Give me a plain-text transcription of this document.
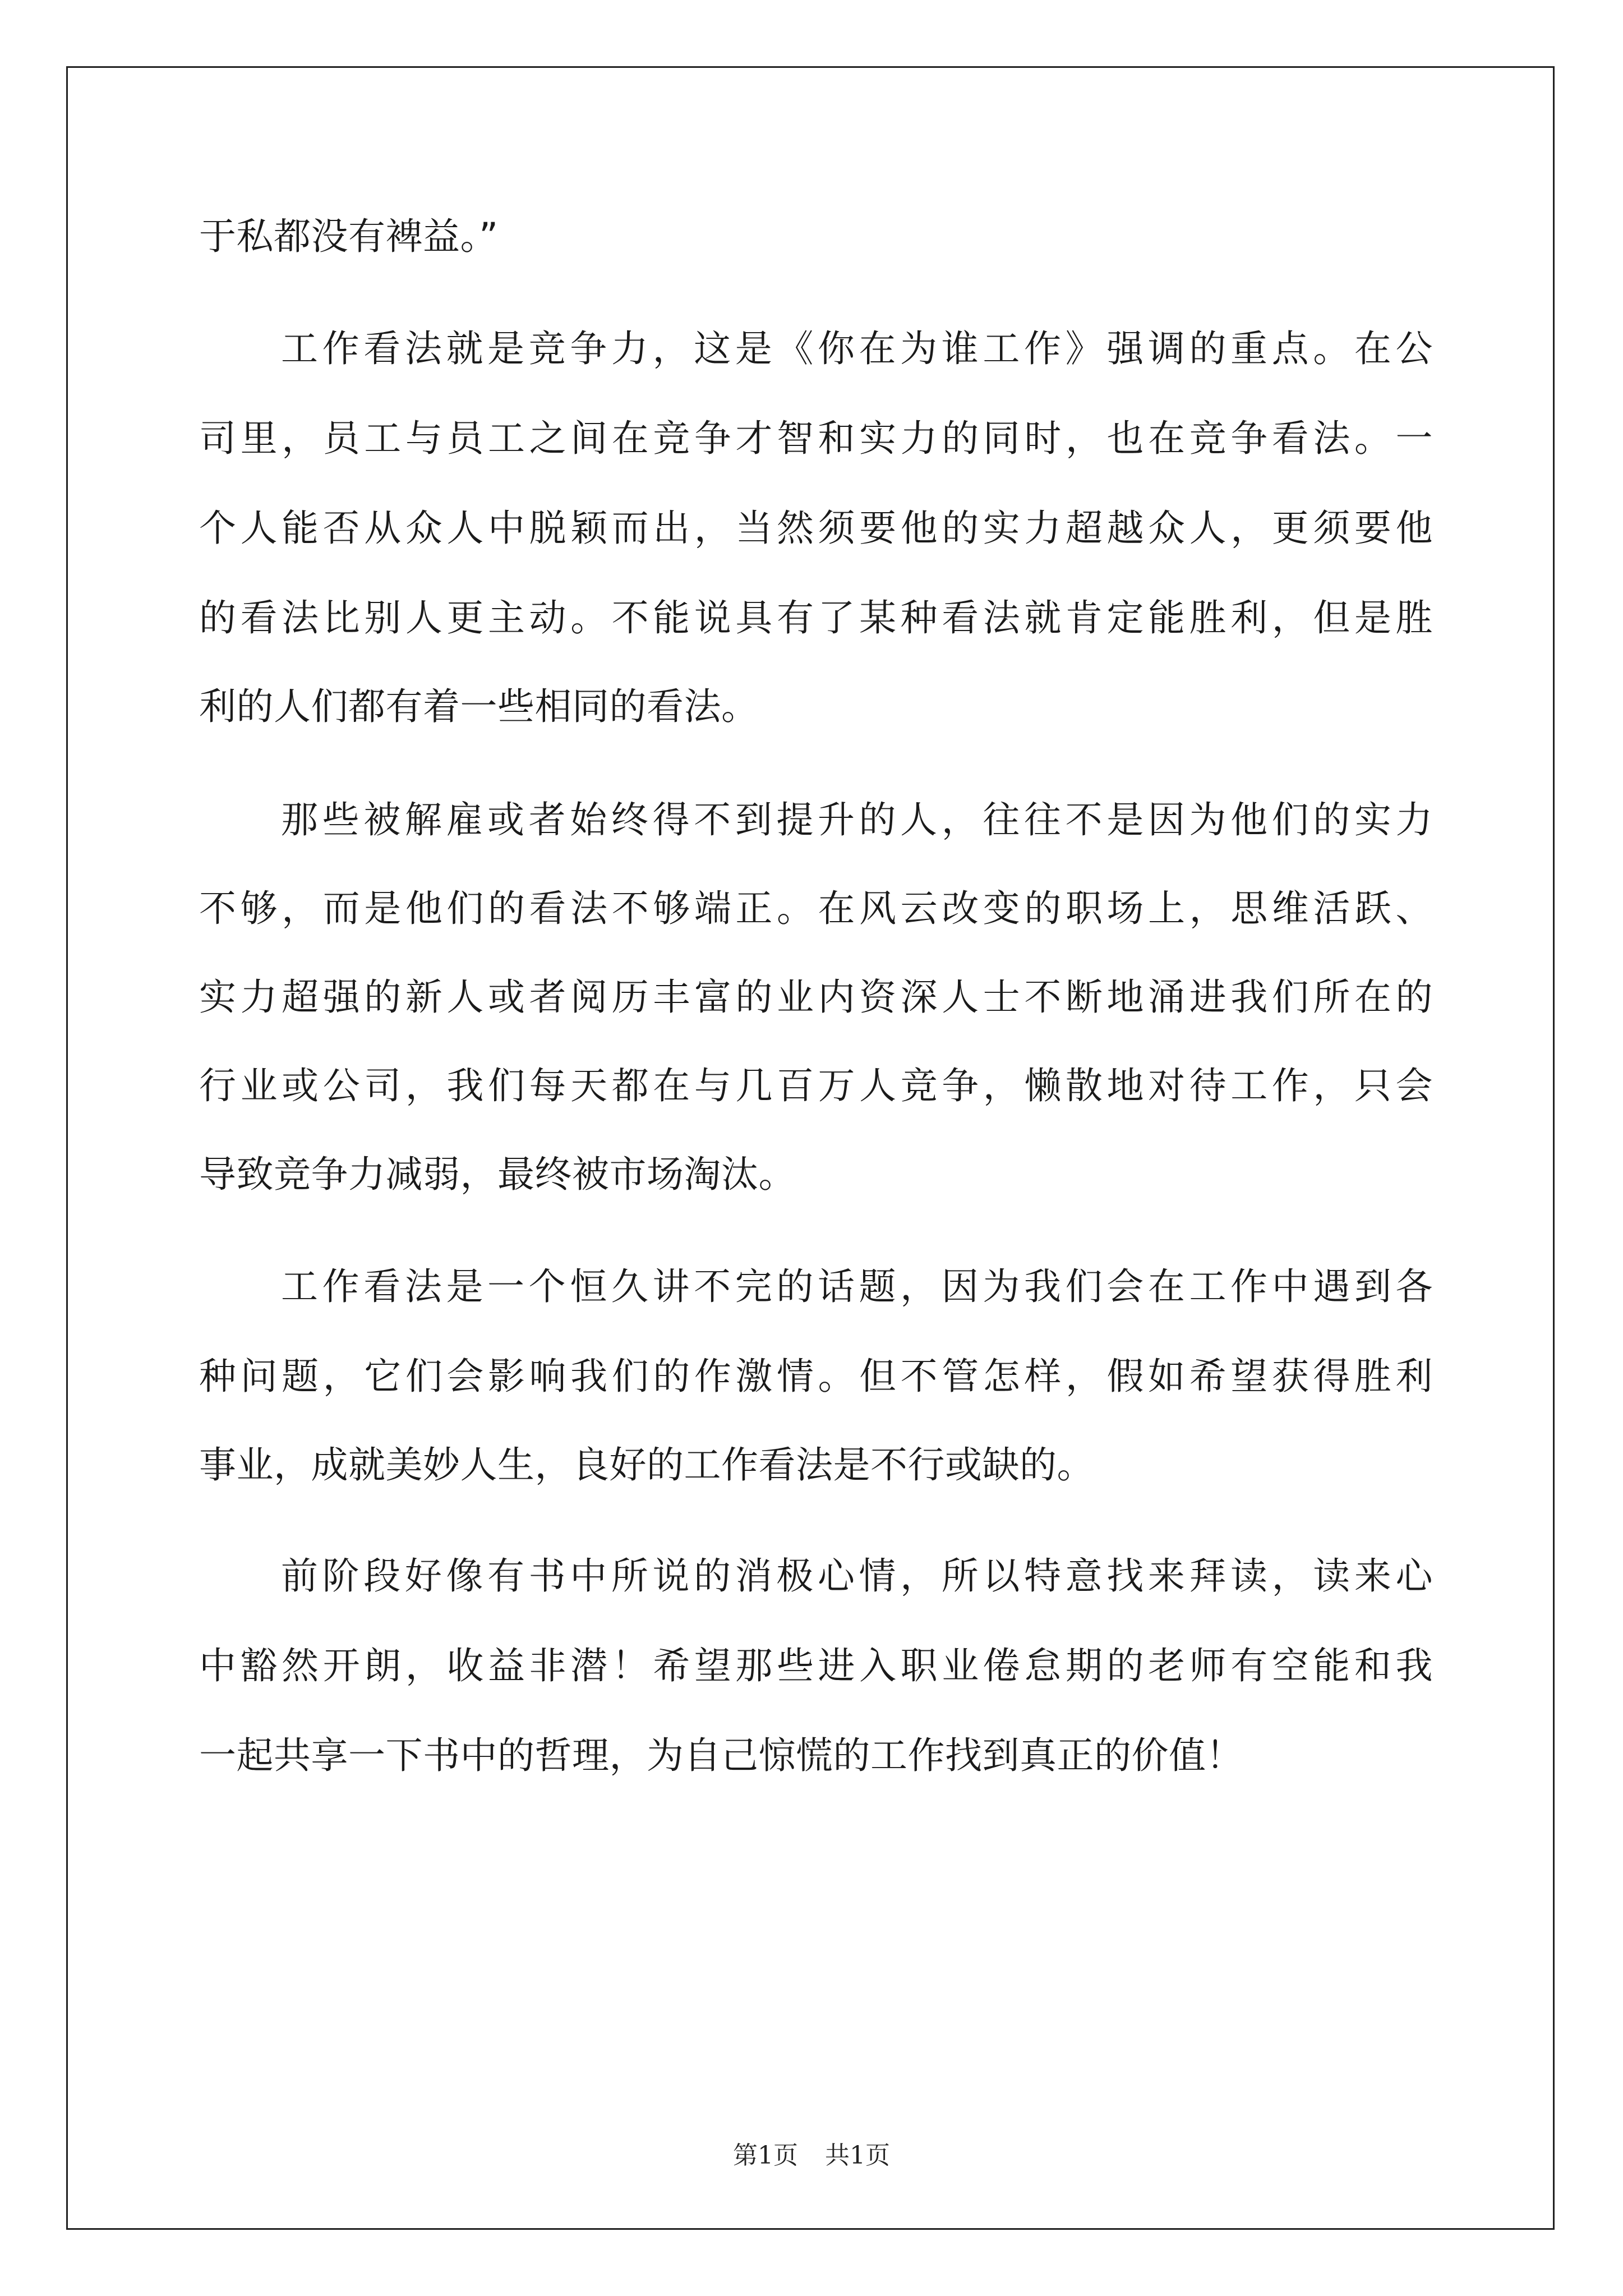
于私都没有裨益。”
工作看法就是竞争力，这是《你在为谁工作》强调的重点。在公
司里，员工与员工之间在竞争才智和实力的同时，也在竞争看法。一
个人能否从众人中脱颖而出，当然须要他的实力超越众人，更须要他
的看法比别人更主动。不能说具有了某种看法就肯定能胜利，但是胜
利的人们都有着一些相同的看法。
那些被解雇或者始终得不到提升的人，往往不是因为他们的实力
不够，而是他们的看法不够端正。在风云改变的职场上，思维活跃、
实力超强的新人或者阅历丰富的业内资深人士不断地涌进我们所在的
行业或公司，我们每天都在与几百万人竞争，懒散地对待工作，只会
导致竞争力减弱，最终被市场淘汰。
工作看法是一个恒久讲不完的话题，因为我们会在工作中遇到各
种问题，它们会影响我们的作激情。但不管怎样，假如希望获得胜利
事业，成就美妙人生，良好的工作看法是不行或缺的。
前阶段好像有书中所说的消极心情，所以特意找来拜读，读来心
中豁然开朗，收益非潜！希望那些进入职业倦怠期的老师有空能和我
一起共享一下书中的哲理，为自己惊慌的工作找到真正的价值！
第1页 共1页
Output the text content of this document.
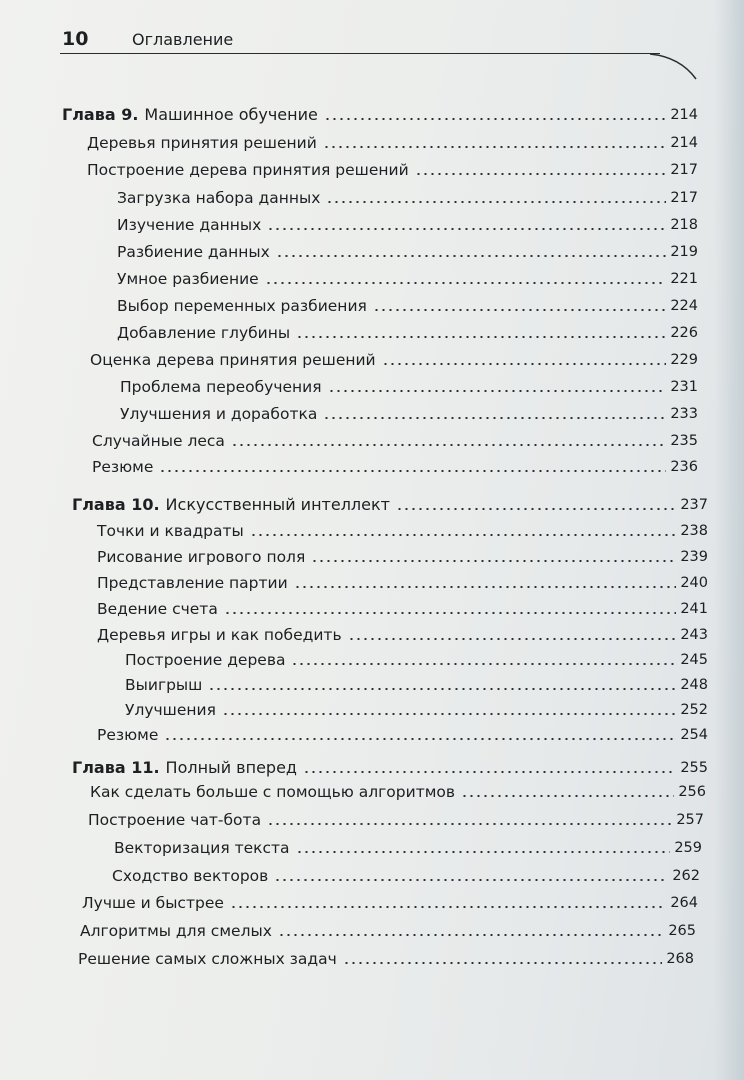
10	Оглавление
Глава 9. Машинное обучение	214
Деревья принятия решений	214
Построение дерева принятия решений	217
Загрузка набора данных	217
Изучение данных	218
Разбиение данных	219
Умное разбиение	221
Выбор переменных разбиения	224
Добавление глубины	226
Оценка дерева принятия решений	229
Проблема переобучения	231
Улучшения и доработка	233
Случайные леса	235
Резюме	236
Глава 10. Искусственный интеллект	237
Точки и квадраты	238
Рисование игрового поля	239
Представление партии	240
Ведение счета	241
Деревья игры и как победить	243
Построение дерева	245
Выигрыш	248
Улучшения	252
Резюме	254
Глава 11. Полный вперед	255
Как сделать больше с помощью алгоритмов	256
Построение чат-бота	257
Векторизация текста	259
Сходство векторов	262
Лучше и быстрее	264
Алгоритмы для смелых	265
Решение самых сложных задач	268
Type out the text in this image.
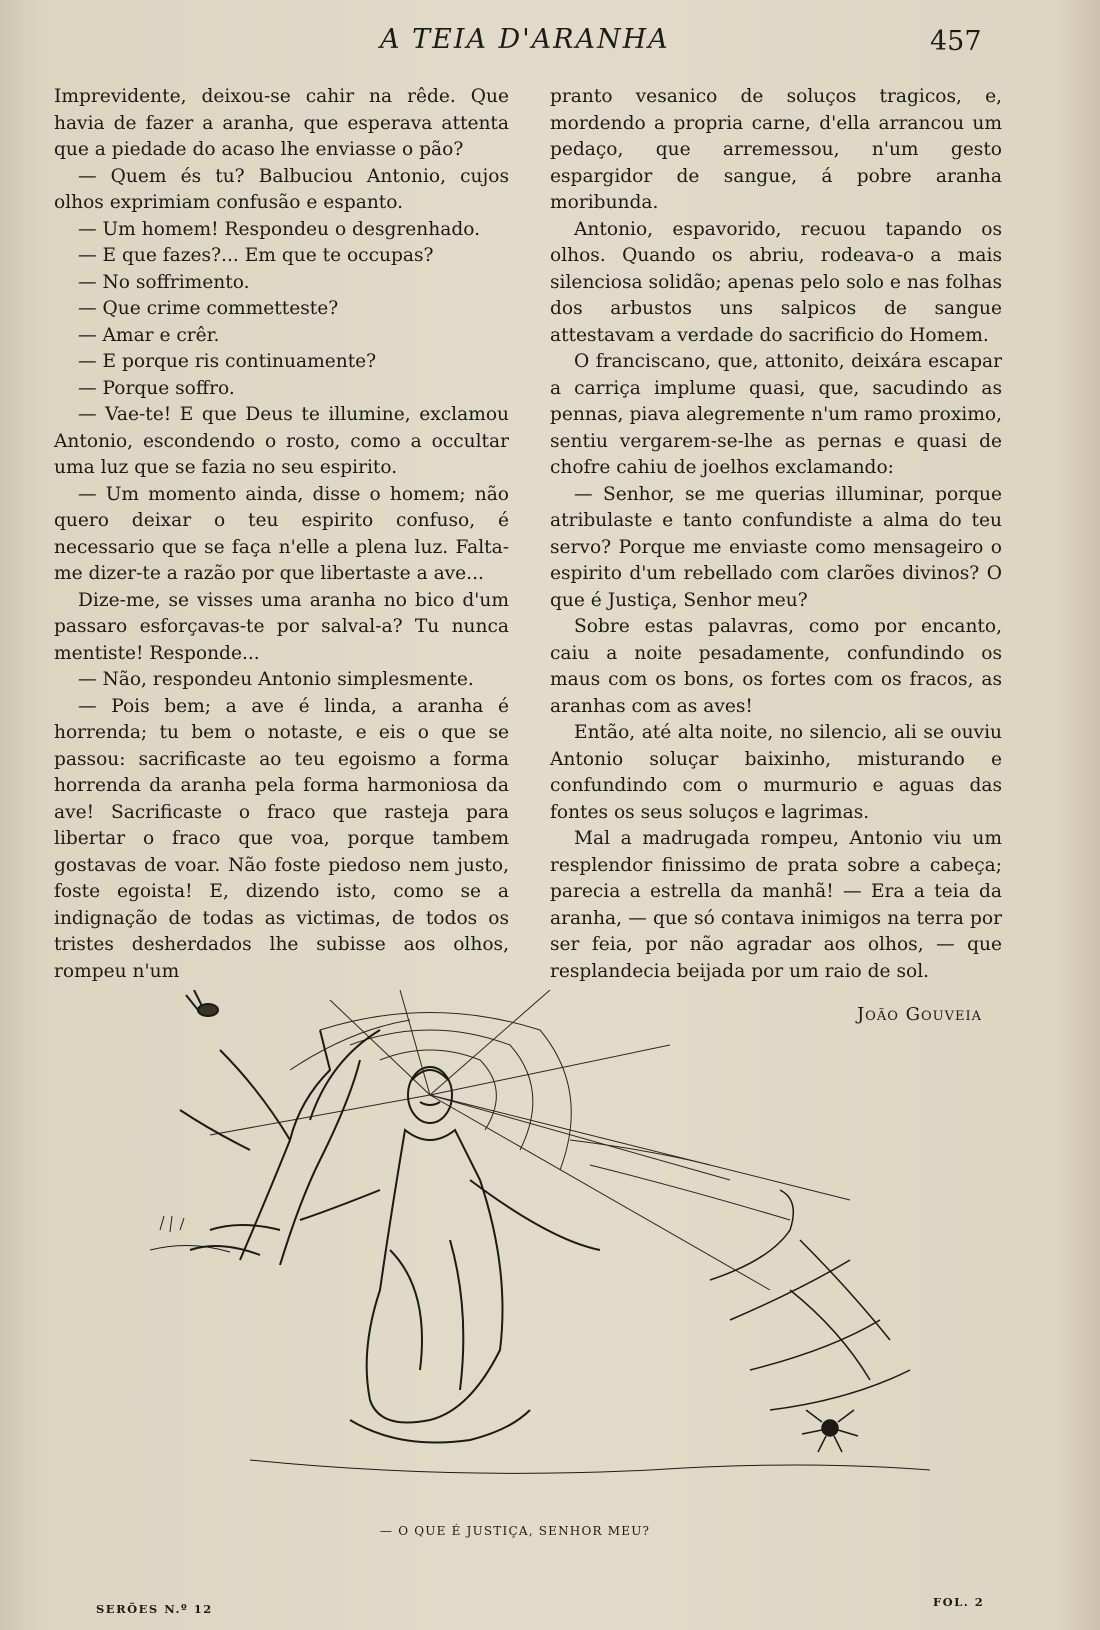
A TEIA D'ARANHA	457

Imprevidente, deixou-se cahir na rêde. Que havia de fazer a aranha, que esperava attenta que a piedade do acaso lhe enviasse o pão?

— Quem és tu? Balbuciou Antonio, cujos olhos exprimiam confusão e espanto.

— Um homem! Respondeu o desgrenhado.

— E que fazes?... Em que te occupas?

— No soffrimento.

— Que crime commetteste?

— Amar e crêr.

— E porque ris continuamente?

— Porque soffro.

— Vae-te! E que Deus te illumine, exclamou Antonio, escondendo o rosto, como a occultar uma luz que se fazia no seu espirito.

— Um momento ainda, disse o homem; não quero deixar o teu espirito confuso, é necessario que se faça n'elle a plena luz. Falta-me dizer-te a razão por que libertaste a ave...

Dize-me, se visses uma aranha no bico d'um passaro esforçavas-te por salval-a? Tu nunca mentiste! Responde...

— Não, respondeu Antonio simplesmente.

— Pois bem; a ave é linda, a aranha é horrenda; tu bem o notaste, e eis o que se passou: sacrificaste ao teu egoismo a forma horrenda da aranha pela forma harmoniosa da ave! Sacrificaste o fraco que rasteja para libertar o fraco que voa, porque tambem gostavas de voar. Não foste piedoso nem justo, foste egoista! E, dizendo isto, como se a indignação de todas as victimas, de todos os tristes desherdados lhe subisse aos olhos, rompeu n'um

pranto vesanico de soluços tragicos, e, mordendo a propria carne, d'ella arrancou um pedaço, que arremessou, n'um gesto espargidor de sangue, á pobre aranha moribunda.

Antonio, espavorido, recuou tapando os olhos. Quando os abriu, rodeava-o a mais silenciosa solidão; apenas pelo solo e nas folhas dos arbustos uns salpicos de sangue attestavam a verdade do sacrificio do Homem.

O franciscano, que, attonito, deixára escapar a carriça implume quasi, que, sacudindo as pennas, piava alegremente n'um ramo proximo, sentiu vergarem-se-lhe as pernas e quasi de chofre cahiu de joelhos exclamando:

— Senhor, se me querias illuminar, porque atribulaste e tanto confundiste a alma do teu servo? Porque me enviaste como mensageiro o espirito d'um rebellado com clarões divinos? O que é Justiça, Senhor meu?

Sobre estas palavras, como por encanto, caiu a noite pesadamente, confundindo os maus com os bons, os fortes com os fracos, as aranhas com as aves!

Então, até alta noite, no silencio, ali se ouviu Antonio soluçar baixinho, misturando e confundindo com o murmurio e aguas das fontes os seus soluços e lagrimas.

Mal a madrugada rompeu, Antonio viu um resplendor finissimo de prata sobre a cabeça; parecia a estrella da manhã! — Era a teia da aranha, — que só contava inimigos na terra por ser feia, por não agradar aos olhos, — que resplandecia beijada por um raio de sol.

João Gouveia
— O QUE É JUSTIÇA, SENHOR MEU?
SERÕES N.º 12	FOL. 2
★ ★ ★ ★
### Exercise aim
Take the listing above and restate it word for word, without its pictures.

### Expected answer
Give me a plain-text transcription of this document.
于私都没有裨益。”
工作看法就是竞争力，这是《你在为谁工作》强调的重点。在公
司里，员工与员工之间在竞争才智和实力的同时，也在竞争看法。一
个人能否从众人中脱颖而出，当然须要他的实力超越众人，更须要他
的看法比别人更主动。不能说具有了某种看法就肯定能胜利，但是胜
利的人们都有着一些相同的看法。
那些被解雇或者始终得不到提升的人，往往不是因为他们的实力
不够，而是他们的看法不够端正。在风云改变的职场上，思维活跃、
实力超强的新人或者阅历丰富的业内资深人士不断地涌进我们所在的
行业或公司，我们每天都在与几百万人竞争，懒散地对待工作，只会
导致竞争力减弱，最终被市场淘汰。
工作看法是一个恒久讲不完的话题，因为我们会在工作中遇到各
种问题，它们会影响我们的作激情。但不管怎样，假如希望获得胜利
事业，成就美妙人生，良好的工作看法是不行或缺的。
前阶段好像有书中所说的消极心情，所以特意找来拜读，读来心
中豁然开朗，收益非潜！希望那些进入职业倦怠期的老师有空能和我
一起共享一下书中的哲理，为自己惊慌的工作找到真正的价值！
第1页 共1页
Output the text content of this document.
10	Оглавление
Глава 9. Машинное обучение	214
Деревья принятия решений	214
Построение дерева принятия решений	217
Загрузка набора данных	217
Изучение данных	218
Разбиение данных	219
Умное разбиение	221
Выбор переменных разбиения	224
Добавление глубины	226
Оценка дерева принятия решений	229
Проблема переобучения	231
Улучшения и доработка	233
Случайные леса	235
Резюме	236
Глава 10. Искусственный интеллект	237
Точки и квадраты	238
Рисование игрового поля	239
Представление партии	240
Ведение счета	241
Деревья игры и как победить	243
Построение дерева	245
Выигрыш	248
Улучшения	252
Резюме	254
Глава 11. Полный вперед	255
Как сделать больше с помощью алгоритмов	256
Построение чат-бота	257
Векторизация текста	259
Сходство векторов	262
Лучше и быстрее	264
Алгоритмы для смелых	265
Решение самых сложных задач	268
Type out the text in this image.
A TEIA D'ARANHA	457

Imprevidente, deixou-se cahir na rêde. Que havia de fazer a aranha, que esperava attenta que a piedade do acaso lhe enviasse o pão?

— Quem és tu? Balbuciou Antonio, cujos olhos exprimiam confusão e espanto.

— Um homem! Respondeu o desgrenhado.

— E que fazes?... Em que te occupas?

— No soffrimento.

— Que crime commetteste?

— Amar e crêr.

— E porque ris continuamente?

— Porque soffro.

— Vae-te! E que Deus te illumine, exclamou Antonio, escondendo o rosto, como a occultar uma luz que se fazia no seu espirito.

— Um momento ainda, disse o homem; não quero deixar o teu espirito confuso, é necessario que se faça n'elle a plena luz. Falta-me dizer-te a razão por que libertaste a ave...

Dize-me, se visses uma aranha no bico d'um passaro esforçavas-te por salval-a? Tu nunca mentiste! Responde...

— Não, respondeu Antonio simplesmente.

— Pois bem; a ave é linda, a aranha é horrenda; tu bem o notaste, e eis o que se passou: sacrificaste ao teu egoismo a forma horrenda da aranha pela forma harmoniosa da ave! Sacrificaste o fraco que rasteja para libertar o fraco que voa, porque tambem gostavas de voar. Não foste piedoso nem justo, foste egoista! E, dizendo isto, como se a indignação de todas as victimas, de todos os tristes desherdados lhe subisse aos olhos, rompeu n'um

pranto vesanico de soluços tragicos, e, mordendo a propria carne, d'ella arrancou um pedaço, que arremessou, n'um gesto espargidor de sangue, á pobre aranha moribunda.

Antonio, espavorido, recuou tapando os olhos. Quando os abriu, rodeava-o a mais silenciosa solidão; apenas pelo solo e nas folhas dos arbustos uns salpicos de sangue attestavam a verdade do sacrificio do Homem.

O franciscano, que, attonito, deixára escapar a carriça implume quasi, que, sacudindo as pennas, piava alegremente n'um ramo proximo, sentiu vergarem-se-lhe as pernas e quasi de chofre cahiu de joelhos exclamando:

— Senhor, se me querias illuminar, porque atribulaste e tanto confundiste a alma do teu servo? Porque me enviaste como mensageiro o espirito d'um rebellado com clarões divinos? O que é Justiça, Senhor meu?

Sobre estas palavras, como por encanto, caiu a noite pesadamente, confundindo os maus com os bons, os fortes com os fracos, as aranhas com as aves!

Então, até alta noite, no silencio, ali se ouviu Antonio soluçar baixinho, misturando e confundindo com o murmurio e aguas das fontes os seus soluços e lagrimas.

Mal a madrugada rompeu, Antonio viu um resplendor finissimo de prata sobre a cabeça; parecia a estrella da manhã! — Era a teia da aranha, — que só contava inimigos na terra por ser feia, por não agradar aos olhos, — que resplandecia beijada por um raio de sol.

João Gouveia
— O QUE É JUSTIÇA, SENHOR MEU?
SERÕES N.º 12	FOL. 2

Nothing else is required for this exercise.